-- AIM --
Return all lines with the word "title" in them.

(Extracted data entries)
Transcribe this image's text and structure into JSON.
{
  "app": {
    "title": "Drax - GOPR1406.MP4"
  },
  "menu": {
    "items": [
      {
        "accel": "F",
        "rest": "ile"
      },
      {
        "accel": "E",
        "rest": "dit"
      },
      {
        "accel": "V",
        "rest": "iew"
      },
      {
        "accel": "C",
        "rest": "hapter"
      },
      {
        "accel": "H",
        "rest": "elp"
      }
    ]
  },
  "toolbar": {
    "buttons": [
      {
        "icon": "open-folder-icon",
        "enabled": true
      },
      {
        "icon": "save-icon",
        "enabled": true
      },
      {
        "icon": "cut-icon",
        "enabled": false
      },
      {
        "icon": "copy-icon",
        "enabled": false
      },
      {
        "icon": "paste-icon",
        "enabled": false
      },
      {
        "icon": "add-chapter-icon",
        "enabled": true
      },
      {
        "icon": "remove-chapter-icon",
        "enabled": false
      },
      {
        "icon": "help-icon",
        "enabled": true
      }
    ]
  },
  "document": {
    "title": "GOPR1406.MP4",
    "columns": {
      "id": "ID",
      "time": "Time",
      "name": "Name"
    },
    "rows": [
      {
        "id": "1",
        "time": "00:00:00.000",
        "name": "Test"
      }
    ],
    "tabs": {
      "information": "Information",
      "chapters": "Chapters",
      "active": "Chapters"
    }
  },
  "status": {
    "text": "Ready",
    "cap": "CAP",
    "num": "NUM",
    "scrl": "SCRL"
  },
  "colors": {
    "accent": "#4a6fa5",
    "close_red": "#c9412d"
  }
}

-- WRITTEN SOLUTION --
    "title": "Drax - GOPR1406.MP4"
    "title": "GOPR1406.MP4",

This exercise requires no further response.